Stored data:

►

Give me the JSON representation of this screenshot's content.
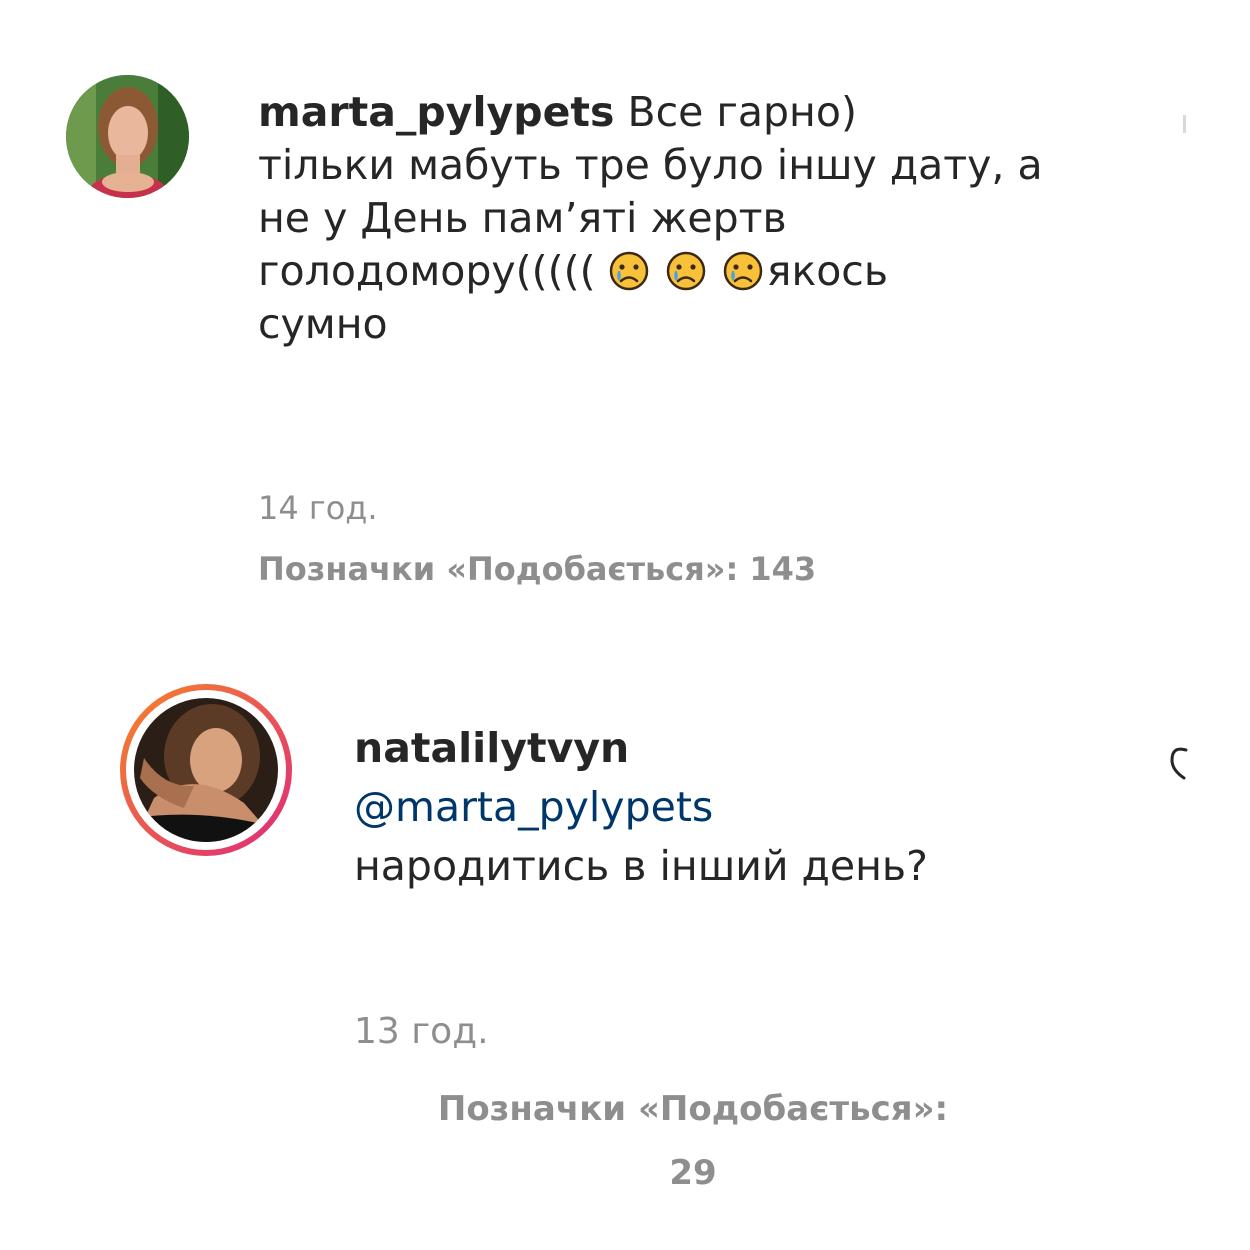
{
  "comments": [
    {
      "username": "marta_pylypets",
      "first_line": "Все гарно)",
      "lines": [
        "тільки мабуть тре було іншу дату, а",
        "не у День пам’яті жертв"
      ],
      "line_with_emoji_prefix": "голодомору(((((",
      "line_with_emoji_suffix": "якось",
      "last_line": "сумно",
      "emoji": [
        "crying-face-emoji",
        "crying-face-emoji",
        "crying-face-emoji"
      ],
      "time": "14 год.",
      "likes_label": "Позначки «Подобається»: 143"
    },
    {
      "username": "natalilytvyn",
      "mention": "@marta_pylypets",
      "text": "народитись в інший день?",
      "time": "13 год.",
      "likes_label_line1": "Позначки «Подобається»:",
      "likes_label_line2": "29"
    }
  ],
  "colors": {
    "text": "#262626",
    "meta": "#8e8e8e",
    "mention": "#00376b",
    "story_ring_start": "#f58529",
    "story_ring_end": "#dd2a7b"
  }
}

◄

• _Exercise_
Gather each line from the listing above that holds "mention".

• _The output_
      "mention": "@marta_pylypets",
    "mention": "#00376b",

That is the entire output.